(Material for this exercise)
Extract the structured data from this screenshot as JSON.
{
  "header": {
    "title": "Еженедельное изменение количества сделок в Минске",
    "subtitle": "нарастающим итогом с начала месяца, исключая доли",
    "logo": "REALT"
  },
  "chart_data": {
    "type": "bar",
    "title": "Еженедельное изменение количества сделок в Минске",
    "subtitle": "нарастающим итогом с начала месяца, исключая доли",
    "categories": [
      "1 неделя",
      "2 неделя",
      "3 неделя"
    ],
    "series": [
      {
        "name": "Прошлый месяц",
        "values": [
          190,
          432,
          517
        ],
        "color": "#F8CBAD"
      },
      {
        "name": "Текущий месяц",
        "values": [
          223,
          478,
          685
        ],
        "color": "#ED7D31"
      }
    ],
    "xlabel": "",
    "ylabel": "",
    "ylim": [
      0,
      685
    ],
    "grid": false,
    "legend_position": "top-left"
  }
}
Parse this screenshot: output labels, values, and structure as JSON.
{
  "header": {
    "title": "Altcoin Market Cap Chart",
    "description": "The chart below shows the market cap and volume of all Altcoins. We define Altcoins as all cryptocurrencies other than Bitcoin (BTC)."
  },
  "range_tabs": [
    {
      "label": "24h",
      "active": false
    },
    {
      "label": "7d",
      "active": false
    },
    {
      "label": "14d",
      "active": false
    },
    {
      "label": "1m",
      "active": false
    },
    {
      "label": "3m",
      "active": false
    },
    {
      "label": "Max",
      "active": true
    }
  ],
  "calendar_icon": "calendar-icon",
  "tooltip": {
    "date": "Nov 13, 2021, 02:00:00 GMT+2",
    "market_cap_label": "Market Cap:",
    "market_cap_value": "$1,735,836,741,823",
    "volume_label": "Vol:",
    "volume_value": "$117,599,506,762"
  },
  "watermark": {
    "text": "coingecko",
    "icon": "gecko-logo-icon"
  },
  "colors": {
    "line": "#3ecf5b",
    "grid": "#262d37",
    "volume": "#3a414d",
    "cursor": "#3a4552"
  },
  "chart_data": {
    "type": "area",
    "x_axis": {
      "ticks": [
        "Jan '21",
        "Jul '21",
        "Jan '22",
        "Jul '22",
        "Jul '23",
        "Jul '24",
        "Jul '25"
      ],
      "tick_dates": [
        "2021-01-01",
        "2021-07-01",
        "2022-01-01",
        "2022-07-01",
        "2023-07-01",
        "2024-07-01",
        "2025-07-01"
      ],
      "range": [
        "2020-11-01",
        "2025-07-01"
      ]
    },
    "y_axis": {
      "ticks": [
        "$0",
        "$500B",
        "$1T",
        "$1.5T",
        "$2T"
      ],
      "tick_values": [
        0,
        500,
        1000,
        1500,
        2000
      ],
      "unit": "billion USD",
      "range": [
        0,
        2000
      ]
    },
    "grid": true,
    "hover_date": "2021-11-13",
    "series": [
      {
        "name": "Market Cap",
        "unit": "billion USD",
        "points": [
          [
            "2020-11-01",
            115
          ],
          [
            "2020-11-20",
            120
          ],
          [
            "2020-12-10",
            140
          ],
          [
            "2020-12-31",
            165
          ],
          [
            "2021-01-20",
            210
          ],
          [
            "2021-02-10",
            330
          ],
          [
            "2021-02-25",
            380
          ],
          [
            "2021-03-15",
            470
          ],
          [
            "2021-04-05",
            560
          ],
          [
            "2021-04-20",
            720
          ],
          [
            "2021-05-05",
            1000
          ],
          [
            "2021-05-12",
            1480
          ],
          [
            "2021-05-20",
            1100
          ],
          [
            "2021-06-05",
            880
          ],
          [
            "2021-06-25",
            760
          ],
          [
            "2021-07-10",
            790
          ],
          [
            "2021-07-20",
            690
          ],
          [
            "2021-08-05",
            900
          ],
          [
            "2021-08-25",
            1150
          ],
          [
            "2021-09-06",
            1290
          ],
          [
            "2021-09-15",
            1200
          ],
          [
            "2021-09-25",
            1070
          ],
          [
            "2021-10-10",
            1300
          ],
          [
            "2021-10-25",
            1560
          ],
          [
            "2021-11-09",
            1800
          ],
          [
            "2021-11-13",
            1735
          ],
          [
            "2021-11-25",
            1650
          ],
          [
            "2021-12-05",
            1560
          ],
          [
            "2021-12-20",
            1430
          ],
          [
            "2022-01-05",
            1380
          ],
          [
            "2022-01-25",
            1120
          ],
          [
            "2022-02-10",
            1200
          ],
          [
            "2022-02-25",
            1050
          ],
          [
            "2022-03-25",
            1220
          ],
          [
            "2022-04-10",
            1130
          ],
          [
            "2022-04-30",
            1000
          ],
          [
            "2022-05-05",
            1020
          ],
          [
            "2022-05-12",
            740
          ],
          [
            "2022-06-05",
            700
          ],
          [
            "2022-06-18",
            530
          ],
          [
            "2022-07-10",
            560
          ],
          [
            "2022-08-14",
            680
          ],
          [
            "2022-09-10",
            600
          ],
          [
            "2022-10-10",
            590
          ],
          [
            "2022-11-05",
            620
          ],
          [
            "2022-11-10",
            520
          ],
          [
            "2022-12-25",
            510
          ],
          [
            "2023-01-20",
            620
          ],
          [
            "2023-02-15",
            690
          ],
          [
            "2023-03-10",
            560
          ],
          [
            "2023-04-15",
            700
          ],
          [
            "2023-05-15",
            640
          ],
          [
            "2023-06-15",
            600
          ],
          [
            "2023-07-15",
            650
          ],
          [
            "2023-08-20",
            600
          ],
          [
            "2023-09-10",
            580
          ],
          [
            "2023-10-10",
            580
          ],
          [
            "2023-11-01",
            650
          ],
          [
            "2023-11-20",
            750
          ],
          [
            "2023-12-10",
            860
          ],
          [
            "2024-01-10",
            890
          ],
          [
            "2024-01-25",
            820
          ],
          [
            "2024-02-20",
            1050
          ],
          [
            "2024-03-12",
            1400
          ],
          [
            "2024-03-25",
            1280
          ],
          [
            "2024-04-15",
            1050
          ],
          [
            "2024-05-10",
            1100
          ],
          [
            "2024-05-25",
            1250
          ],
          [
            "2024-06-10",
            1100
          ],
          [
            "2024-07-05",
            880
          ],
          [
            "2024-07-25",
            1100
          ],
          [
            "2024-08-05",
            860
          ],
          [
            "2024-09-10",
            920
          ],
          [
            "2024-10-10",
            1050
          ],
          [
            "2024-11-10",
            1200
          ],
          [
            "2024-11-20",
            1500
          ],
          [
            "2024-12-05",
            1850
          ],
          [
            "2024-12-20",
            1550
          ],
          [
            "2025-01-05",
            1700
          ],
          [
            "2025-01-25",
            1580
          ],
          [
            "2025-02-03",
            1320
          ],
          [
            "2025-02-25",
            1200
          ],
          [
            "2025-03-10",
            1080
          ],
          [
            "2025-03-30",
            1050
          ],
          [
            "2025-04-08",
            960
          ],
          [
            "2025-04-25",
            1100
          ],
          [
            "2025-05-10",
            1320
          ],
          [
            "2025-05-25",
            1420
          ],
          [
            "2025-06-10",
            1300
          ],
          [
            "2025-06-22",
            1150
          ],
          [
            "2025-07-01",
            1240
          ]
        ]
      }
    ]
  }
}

(Set problem) Copy the material above back out, exactly as written.

(Task output)
Extract the structured data from this screenshot as JSON.
{
  "header": {
    "title": "Еженедельное изменение количества сделок в Минске",
    "subtitle": "нарастающим итогом с начала месяца, исключая доли",
    "logo": "REALT"
  },
  "chart_data": {
    "type": "bar",
    "title": "Еженедельное изменение количества сделок в Минске",
    "subtitle": "нарастающим итогом с начала месяца, исключая доли",
    "categories": [
      "1 неделя",
      "2 неделя",
      "3 неделя"
    ],
    "series": [
      {
        "name": "Прошлый месяц",
        "values": [
          190,
          432,
          517
        ],
        "color": "#F8CBAD"
      },
      {
        "name": "Текущий месяц",
        "values": [
          223,
          478,
          685
        ],
        "color": "#ED7D31"
      }
    ],
    "xlabel": "",
    "ylabel": "",
    "ylim": [
      0,
      685
    ],
    "grid": false,
    "legend_position": "top-left"
  }
}
Parse this screenshot: output labels, values, and structure as JSON.
{
  "header": {
    "title": "Altcoin Market Cap Chart",
    "description": "The chart below shows the market cap and volume of all Altcoins. We define Altcoins as all cryptocurrencies other than Bitcoin (BTC)."
  },
  "range_tabs": [
    {
      "label": "24h",
      "active": false
    },
    {
      "label": "7d",
      "active": false
    },
    {
      "label": "14d",
      "active": false
    },
    {
      "label": "1m",
      "active": false
    },
    {
      "label": "3m",
      "active": false
    },
    {
      "label": "Max",
      "active": true
    }
  ],
  "calendar_icon": "calendar-icon",
  "tooltip": {
    "date": "Nov 13, 2021, 02:00:00 GMT+2",
    "market_cap_label": "Market Cap:",
    "market_cap_value": "$1,735,836,741,823",
    "volume_label": "Vol:",
    "volume_value": "$117,599,506,762"
  },
  "watermark": {
    "text": "coingecko",
    "icon": "gecko-logo-icon"
  },
  "colors": {
    "line": "#3ecf5b",
    "grid": "#262d37",
    "volume": "#3a414d",
    "cursor": "#3a4552"
  },
  "chart_data": {
    "type": "area",
    "x_axis": {
      "ticks": [
        "Jan '21",
        "Jul '21",
        "Jan '22",
        "Jul '22",
        "Jul '23",
        "Jul '24",
        "Jul '25"
      ],
      "tick_dates": [
        "2021-01-01",
        "2021-07-01",
        "2022-01-01",
        "2022-07-01",
        "2023-07-01",
        "2024-07-01",
        "2025-07-01"
      ],
      "range": [
        "2020-11-01",
        "2025-07-01"
      ]
    },
    "y_axis": {
      "ticks": [
        "$0",
        "$500B",
        "$1T",
        "$1.5T",
        "$2T"
      ],
      "tick_values": [
        0,
        500,
        1000,
        1500,
        2000
      ],
      "unit": "billion USD",
      "range": [
        0,
        2000
      ]
    },
    "grid": true,
    "hover_date": "2021-11-13",
    "series": [
      {
        "name": "Market Cap",
        "unit": "billion USD",
        "points": [
          [
            "2020-11-01",
            115
          ],
          [
            "2020-11-20",
            120
          ],
          [
            "2020-12-10",
            140
          ],
          [
            "2020-12-31",
            165
          ],
          [
            "2021-01-20",
            210
          ],
          [
            "2021-02-10",
            330
          ],
          [
            "2021-02-25",
            380
          ],
          [
            "2021-03-15",
            470
          ],
          [
            "2021-04-05",
            560
          ],
          [
            "2021-04-20",
            720
          ],
          [
            "2021-05-05",
            1000
          ],
          [
            "2021-05-12",
            1480
          ],
          [
            "2021-05-20",
            1100
          ],
          [
            "2021-06-05",
            880
          ],
          [
            "2021-06-25",
            760
          ],
          [
            "2021-07-10",
            790
          ],
          [
            "2021-07-20",
            690
          ],
          [
            "2021-08-05",
            900
          ],
          [
            "2021-08-25",
            1150
          ],
          [
            "2021-09-06",
            1290
          ],
          [
            "2021-09-15",
            1200
          ],
          [
            "2021-09-25",
            1070
          ],
          [
            "2021-10-10",
            1300
          ],
          [
            "2021-10-25",
            1560
          ],
          [
            "2021-11-09",
            1800
          ],
          [
            "2021-11-13",
            1735
          ],
          [
            "2021-11-25",
            1650
          ],
          [
            "2021-12-05",
            1560
          ],
          [
            "2021-12-20",
            1430
          ],
          [
            "2022-01-05",
            1380
          ],
          [
            "2022-01-25",
            1120
          ],
          [
            "2022-02-10",
            1200
          ],
          [
            "2022-02-25",
            1050
          ],
          [
            "2022-03-25",
            1220
          ],
          [
            "2022-04-10",
            1130
          ],
          [
            "2022-04-30",
            1000
          ],
          [
            "2022-05-05",
            1020
          ],
          [
            "2022-05-12",
            740
          ],
          [
            "2022-06-05",
            700
          ],
          [
            "2022-06-18",
            530
          ],
          [
            "2022-07-10",
            560
          ],
          [
            "2022-08-14",
            680
          ],
          [
            "2022-09-10",
            600
          ],
          [
            "2022-10-10",
            590
          ],
          [
            "2022-11-05",
            620
          ],
          [
            "2022-11-10",
            520
          ],
          [
            "2022-12-25",
            510
          ],
          [
            "2023-01-20",
            620
          ],
          [
            "2023-02-15",
            690
          ],
          [
            "2023-03-10",
            560
          ],
          [
            "2023-04-15",
            700
          ],
          [
            "2023-05-15",
            640
          ],
          [
            "2023-06-15",
            600
          ],
          [
            "2023-07-15",
            650
          ],
          [
            "2023-08-20",
            600
          ],
          [
            "2023-09-10",
            580
          ],
          [
            "2023-10-10",
            580
          ],
          [
            "2023-11-01",
            650
          ],
          [
            "2023-11-20",
            750
          ],
          [
            "2023-12-10",
            860
          ],
          [
            "2024-01-10",
            890
          ],
          [
            "2024-01-25",
            820
          ],
          [
            "2024-02-20",
            1050
          ],
          [
            "2024-03-12",
            1400
          ],
          [
            "2024-03-25",
            1280
          ],
          [
            "2024-04-15",
            1050
          ],
          [
            "2024-05-10",
            1100
          ],
          [
            "2024-05-25",
            1250
          ],
          [
            "2024-06-10",
            1100
          ],
          [
            "2024-07-05",
            880
          ],
          [
            "2024-07-25",
            1100
          ],
          [
            "2024-08-05",
            860
          ],
          [
            "2024-09-10",
            920
          ],
          [
            "2024-10-10",
            1050
          ],
          [
            "2024-11-10",
            1200
          ],
          [
            "2024-11-20",
            1500
          ],
          [
            "2024-12-05",
            1850
          ],
          [
            "2024-12-20",
            1550
          ],
          [
            "2025-01-05",
            1700
          ],
          [
            "2025-01-25",
            1580
          ],
          [
            "2025-02-03",
            1320
          ],
          [
            "2025-02-25",
            1200
          ],
          [
            "2025-03-10",
            1080
          ],
          [
            "2025-03-30",
            1050
          ],
          [
            "2025-04-08",
            960
          ],
          [
            "2025-04-25",
            1100
          ],
          [
            "2025-05-10",
            1320
          ],
          [
            "2025-05-25",
            1420
          ],
          [
            "2025-06-10",
            1300
          ],
          [
            "2025-06-22",
            1150
          ],
          [
            "2025-07-01",
            1240
          ]
        ]
      }
    ]
  }
}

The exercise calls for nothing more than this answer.